Short exercise: Repeat the data that follows, word for word, without the images.

Dataset content:
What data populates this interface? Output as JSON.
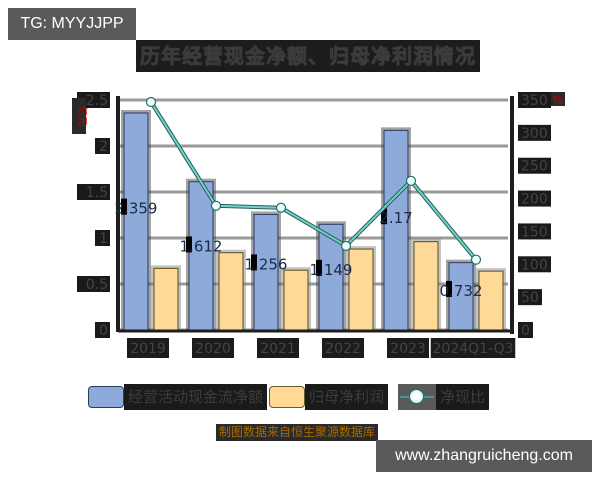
{
  "badge": {
    "text": "TG: MYYJJPP"
  },
  "title": "历年经营现金净额、归母净利润情况",
  "left_axis_unit": "亿元",
  "right_axis_unit": "%",
  "legend": [
    {
      "label": "经营活动现金流净额",
      "color": "#8eaadb",
      "type": "bar"
    },
    {
      "label": "归母净利润",
      "color": "#ffd996",
      "type": "bar"
    },
    {
      "label": "净现比",
      "color": "#6fd3c9",
      "type": "line"
    }
  ],
  "source": "制图数据来自恒生聚源数据库",
  "watermark": "www.zhangruicheng.com",
  "chart_data": {
    "type": "bar",
    "title": "历年经营现金净额、归母净利润情况",
    "categories": [
      "2019",
      "2020",
      "2021",
      "2022",
      "2023",
      "2024Q1-Q3"
    ],
    "series": [
      {
        "name": "经营活动现金流净额",
        "axis": "left",
        "type": "bar",
        "color": "#8eaadb",
        "values": [
          2.359,
          1.612,
          1.256,
          1.149,
          2.17,
          0.732
        ],
        "data_labels": [
          "2.359",
          "1.612",
          "1.256",
          "1.149",
          "2.17",
          "0.732"
        ]
      },
      {
        "name": "归母净利润",
        "axis": "left",
        "type": "bar",
        "color": "#ffd996",
        "values": [
          0.67,
          0.84,
          0.65,
          0.88,
          0.96,
          0.64
        ]
      },
      {
        "name": "净现比",
        "axis": "right",
        "type": "line",
        "color": "#6fd3c9",
        "values": [
          347,
          189,
          186,
          128,
          227,
          107
        ]
      }
    ],
    "ylabel": "亿元",
    "ylim": [
      0,
      2.5
    ],
    "yticks": [
      "0",
      "0.5",
      "1",
      "1.5",
      "2",
      "2.5"
    ],
    "y2label": "%",
    "y2lim": [
      0,
      350
    ],
    "y2ticks": [
      "0",
      "50",
      "100",
      "150",
      "200",
      "250",
      "300",
      "350"
    ],
    "grid": true,
    "legend_position": "bottom"
  }
}
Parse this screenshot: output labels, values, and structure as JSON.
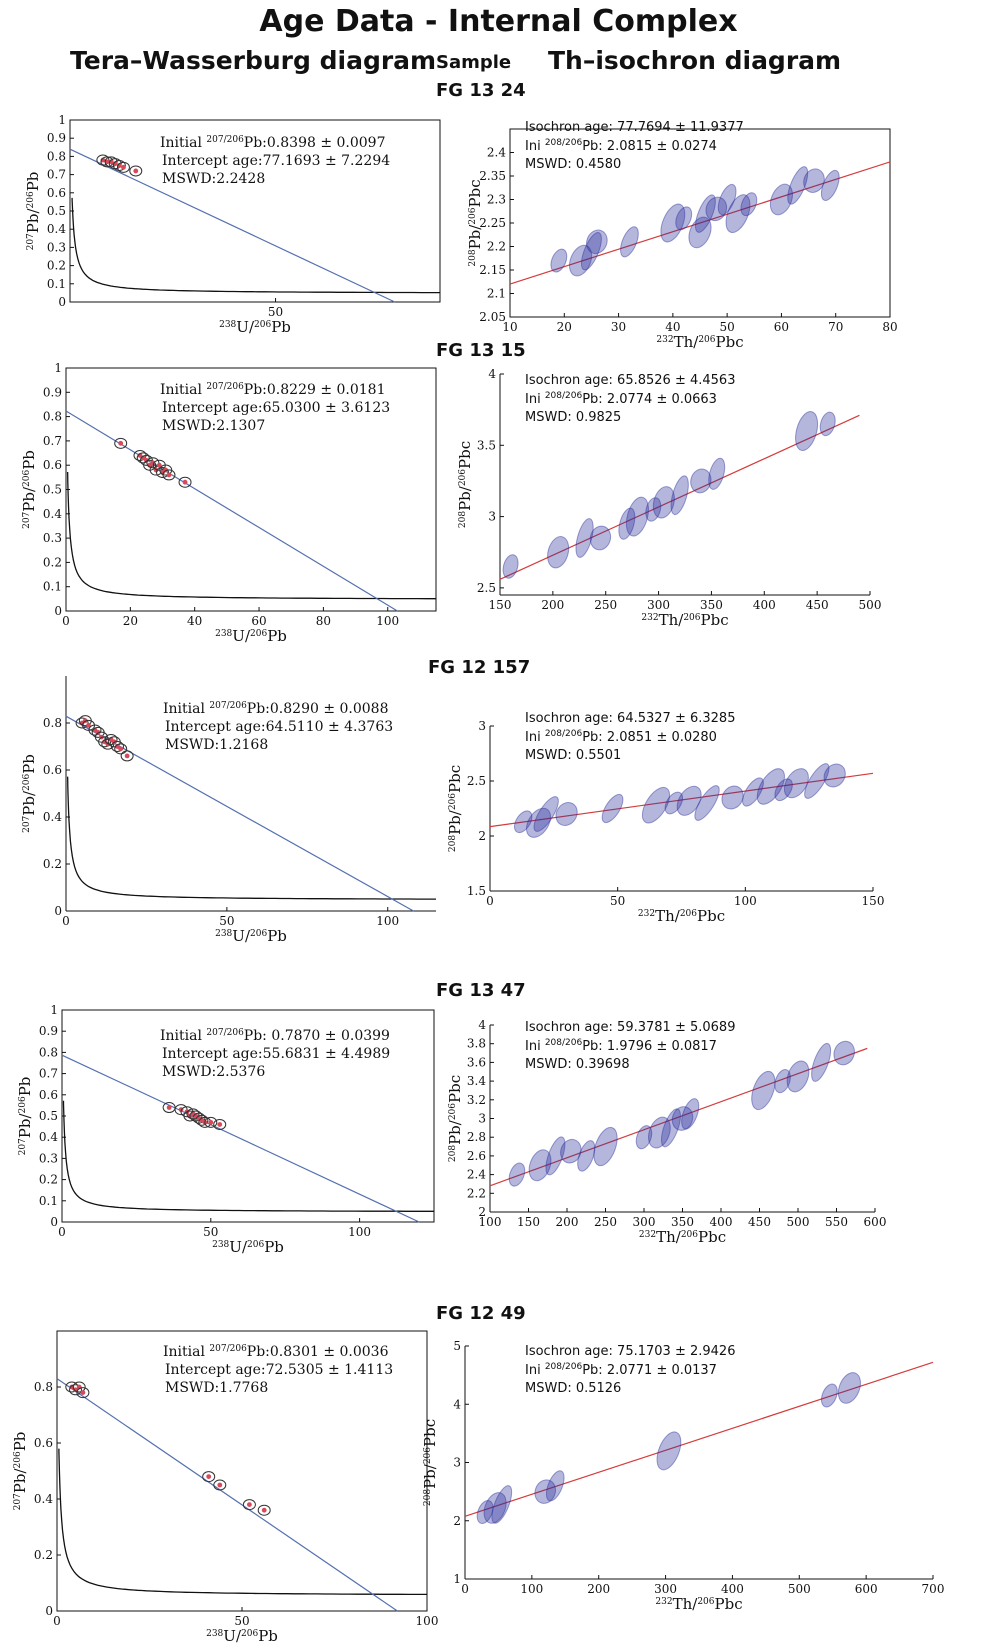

Task response:
What data populates this interface? Output as JSON.
{
  "badge": {
    "text": "TG: MYYJJPP"
  },
  "title": "历年经营现金净额、归母净利润情况",
  "left_axis_unit": "亿元",
  "right_axis_unit": "%",
  "legend": [
    {
      "label": "经营活动现金流净额",
      "color": "#8eaadb",
      "type": "bar"
    },
    {
      "label": "归母净利润",
      "color": "#ffd996",
      "type": "bar"
    },
    {
      "label": "净现比",
      "color": "#6fd3c9",
      "type": "line"
    }
  ],
  "source": "制图数据来自恒生聚源数据库",
  "watermark": "www.zhangruicheng.com",
  "chart_data": {
    "type": "bar",
    "title": "历年经营现金净额、归母净利润情况",
    "categories": [
      "2019",
      "2020",
      "2021",
      "2022",
      "2023",
      "2024Q1-Q3"
    ],
    "series": [
      {
        "name": "经营活动现金流净额",
        "axis": "left",
        "type": "bar",
        "color": "#8eaadb",
        "values": [
          2.359,
          1.612,
          1.256,
          1.149,
          2.17,
          0.732
        ],
        "data_labels": [
          "2.359",
          "1.612",
          "1.256",
          "1.149",
          "2.17",
          "0.732"
        ]
      },
      {
        "name": "归母净利润",
        "axis": "left",
        "type": "bar",
        "color": "#ffd996",
        "values": [
          0.67,
          0.84,
          0.65,
          0.88,
          0.96,
          0.64
        ]
      },
      {
        "name": "净现比",
        "axis": "right",
        "type": "line",
        "color": "#6fd3c9",
        "values": [
          347,
          189,
          186,
          128,
          227,
          107
        ]
      }
    ],
    "ylabel": "亿元",
    "ylim": [
      0,
      2.5
    ],
    "yticks": [
      "0",
      "0.5",
      "1",
      "1.5",
      "2",
      "2.5"
    ],
    "y2label": "%",
    "y2lim": [
      0,
      350
    ],
    "y2ticks": [
      "0",
      "50",
      "100",
      "150",
      "200",
      "250",
      "300",
      "350"
    ],
    "grid": true,
    "legend_position": "bottom"
  }
}
Parse this screenshot: output labels, values, and structure as JSON.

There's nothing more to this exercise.